Stored data
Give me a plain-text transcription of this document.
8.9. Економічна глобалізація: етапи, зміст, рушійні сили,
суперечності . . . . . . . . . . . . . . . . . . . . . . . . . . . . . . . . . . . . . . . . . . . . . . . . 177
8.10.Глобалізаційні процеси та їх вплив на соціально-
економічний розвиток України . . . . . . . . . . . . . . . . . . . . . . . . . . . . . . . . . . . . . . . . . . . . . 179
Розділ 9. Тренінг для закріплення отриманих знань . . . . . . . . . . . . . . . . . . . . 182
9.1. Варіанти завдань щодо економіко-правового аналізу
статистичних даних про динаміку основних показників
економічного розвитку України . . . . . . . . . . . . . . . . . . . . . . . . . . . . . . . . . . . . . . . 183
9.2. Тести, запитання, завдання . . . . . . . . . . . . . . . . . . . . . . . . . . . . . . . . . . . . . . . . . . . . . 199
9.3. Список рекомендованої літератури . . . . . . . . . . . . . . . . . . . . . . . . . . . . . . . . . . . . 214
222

---

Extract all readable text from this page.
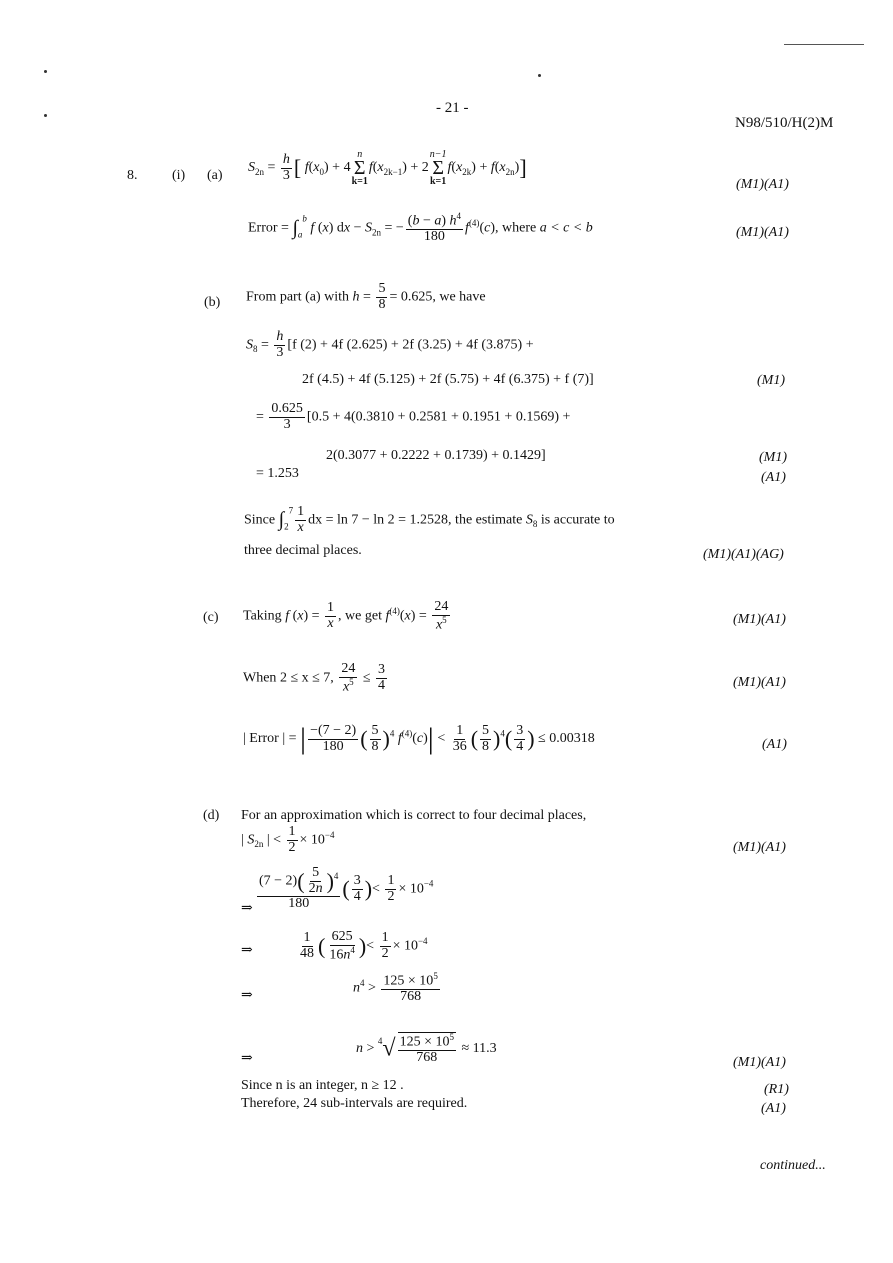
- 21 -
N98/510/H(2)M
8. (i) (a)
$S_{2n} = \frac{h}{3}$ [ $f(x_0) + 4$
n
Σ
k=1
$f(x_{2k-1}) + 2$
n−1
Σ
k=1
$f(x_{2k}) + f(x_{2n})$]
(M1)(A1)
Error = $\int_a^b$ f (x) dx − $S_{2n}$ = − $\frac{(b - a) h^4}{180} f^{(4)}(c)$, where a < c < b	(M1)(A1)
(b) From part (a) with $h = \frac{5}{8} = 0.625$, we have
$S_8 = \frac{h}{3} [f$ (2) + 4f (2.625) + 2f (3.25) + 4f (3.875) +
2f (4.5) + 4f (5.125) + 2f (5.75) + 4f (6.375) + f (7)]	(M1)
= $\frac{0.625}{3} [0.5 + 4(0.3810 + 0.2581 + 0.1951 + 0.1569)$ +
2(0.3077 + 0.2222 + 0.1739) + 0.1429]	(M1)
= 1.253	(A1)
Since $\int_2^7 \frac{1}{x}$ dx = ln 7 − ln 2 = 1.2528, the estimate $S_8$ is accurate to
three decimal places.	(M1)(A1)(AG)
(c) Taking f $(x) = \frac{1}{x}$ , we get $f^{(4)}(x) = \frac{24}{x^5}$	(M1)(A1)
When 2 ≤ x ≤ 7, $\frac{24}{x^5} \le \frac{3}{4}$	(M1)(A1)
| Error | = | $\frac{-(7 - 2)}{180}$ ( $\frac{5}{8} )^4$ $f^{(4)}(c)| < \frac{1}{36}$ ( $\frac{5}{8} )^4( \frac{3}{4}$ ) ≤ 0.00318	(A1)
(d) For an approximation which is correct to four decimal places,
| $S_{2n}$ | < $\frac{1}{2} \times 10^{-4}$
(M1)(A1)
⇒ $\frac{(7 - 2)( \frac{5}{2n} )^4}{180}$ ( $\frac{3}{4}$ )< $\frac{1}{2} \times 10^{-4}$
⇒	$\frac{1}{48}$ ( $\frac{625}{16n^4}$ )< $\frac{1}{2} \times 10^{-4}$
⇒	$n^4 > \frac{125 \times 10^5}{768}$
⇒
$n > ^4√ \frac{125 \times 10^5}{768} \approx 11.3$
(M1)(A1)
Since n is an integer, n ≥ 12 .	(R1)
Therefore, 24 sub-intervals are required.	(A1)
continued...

The problem
Write down every line of the data above that includes the string "places".

Expected answer
three decimal places.	(M1)(A1)(AG)
(d) For an approximation which is correct to four decimal places,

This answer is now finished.